— TASK INSTRUCTIONS —
Show every line of the records below that contains the word "jsou".

--- MATERIAL FOR THIS EXERCISE ---

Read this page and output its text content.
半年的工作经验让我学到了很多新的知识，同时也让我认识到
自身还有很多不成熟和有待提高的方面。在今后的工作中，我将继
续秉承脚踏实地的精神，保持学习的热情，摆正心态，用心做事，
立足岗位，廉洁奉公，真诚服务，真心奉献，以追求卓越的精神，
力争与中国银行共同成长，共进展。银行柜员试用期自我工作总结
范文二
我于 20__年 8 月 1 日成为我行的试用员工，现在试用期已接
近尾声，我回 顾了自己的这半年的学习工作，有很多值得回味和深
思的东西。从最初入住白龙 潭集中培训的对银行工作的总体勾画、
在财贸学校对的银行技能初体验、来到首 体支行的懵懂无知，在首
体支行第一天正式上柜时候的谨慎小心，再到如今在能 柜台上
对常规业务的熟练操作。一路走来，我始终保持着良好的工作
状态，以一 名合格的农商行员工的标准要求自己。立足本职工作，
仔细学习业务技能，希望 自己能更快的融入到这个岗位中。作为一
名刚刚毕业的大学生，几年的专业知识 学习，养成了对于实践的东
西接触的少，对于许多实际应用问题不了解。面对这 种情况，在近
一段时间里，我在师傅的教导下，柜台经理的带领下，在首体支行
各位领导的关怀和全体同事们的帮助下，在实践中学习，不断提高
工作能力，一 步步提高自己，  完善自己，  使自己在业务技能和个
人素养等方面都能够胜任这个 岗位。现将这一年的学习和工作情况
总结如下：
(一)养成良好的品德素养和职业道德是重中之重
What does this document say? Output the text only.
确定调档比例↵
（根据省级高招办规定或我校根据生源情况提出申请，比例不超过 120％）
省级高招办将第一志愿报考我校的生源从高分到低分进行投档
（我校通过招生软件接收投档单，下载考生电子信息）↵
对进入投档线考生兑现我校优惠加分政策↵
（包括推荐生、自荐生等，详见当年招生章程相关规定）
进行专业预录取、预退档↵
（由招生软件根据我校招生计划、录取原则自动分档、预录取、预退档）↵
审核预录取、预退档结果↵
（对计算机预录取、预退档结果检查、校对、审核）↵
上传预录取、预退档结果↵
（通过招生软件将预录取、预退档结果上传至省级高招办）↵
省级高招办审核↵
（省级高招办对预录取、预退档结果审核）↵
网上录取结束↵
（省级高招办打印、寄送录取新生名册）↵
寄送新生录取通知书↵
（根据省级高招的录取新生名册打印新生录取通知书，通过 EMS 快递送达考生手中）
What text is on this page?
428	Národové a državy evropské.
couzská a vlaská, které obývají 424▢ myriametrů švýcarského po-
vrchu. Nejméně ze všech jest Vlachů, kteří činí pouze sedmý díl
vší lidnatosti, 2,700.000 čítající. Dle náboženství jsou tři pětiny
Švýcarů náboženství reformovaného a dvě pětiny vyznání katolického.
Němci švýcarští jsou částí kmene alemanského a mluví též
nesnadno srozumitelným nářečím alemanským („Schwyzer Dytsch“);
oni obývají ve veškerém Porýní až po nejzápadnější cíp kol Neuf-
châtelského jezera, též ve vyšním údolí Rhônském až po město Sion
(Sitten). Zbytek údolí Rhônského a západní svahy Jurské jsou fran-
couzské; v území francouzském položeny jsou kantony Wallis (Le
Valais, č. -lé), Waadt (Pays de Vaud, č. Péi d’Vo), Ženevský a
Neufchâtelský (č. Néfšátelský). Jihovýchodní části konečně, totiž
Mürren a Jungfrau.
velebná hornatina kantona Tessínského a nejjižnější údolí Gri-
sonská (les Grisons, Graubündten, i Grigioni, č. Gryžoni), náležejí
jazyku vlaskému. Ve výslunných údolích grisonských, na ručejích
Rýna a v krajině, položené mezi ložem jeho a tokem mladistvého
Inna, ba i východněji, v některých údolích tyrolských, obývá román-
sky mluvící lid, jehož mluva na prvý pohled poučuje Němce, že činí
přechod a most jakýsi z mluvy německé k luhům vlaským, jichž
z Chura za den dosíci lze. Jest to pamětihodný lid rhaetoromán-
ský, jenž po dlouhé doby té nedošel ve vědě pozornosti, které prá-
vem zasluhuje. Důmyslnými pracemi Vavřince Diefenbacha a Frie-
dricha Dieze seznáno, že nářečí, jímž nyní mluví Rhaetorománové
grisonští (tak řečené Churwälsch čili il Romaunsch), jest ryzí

---

— RESPONSE TO THIS TASK —
vší lidnatosti, 2,700.000 čítající. Dle náboženství jsou tři pětiny
Němci švýcarští jsou částí kmene alemanského a mluví též
(Sitten). Zbytek údolí Rhônského a západní svahy Jurské jsou fran-
couzské; v území francouzském položeny jsou kantony Wallis (Le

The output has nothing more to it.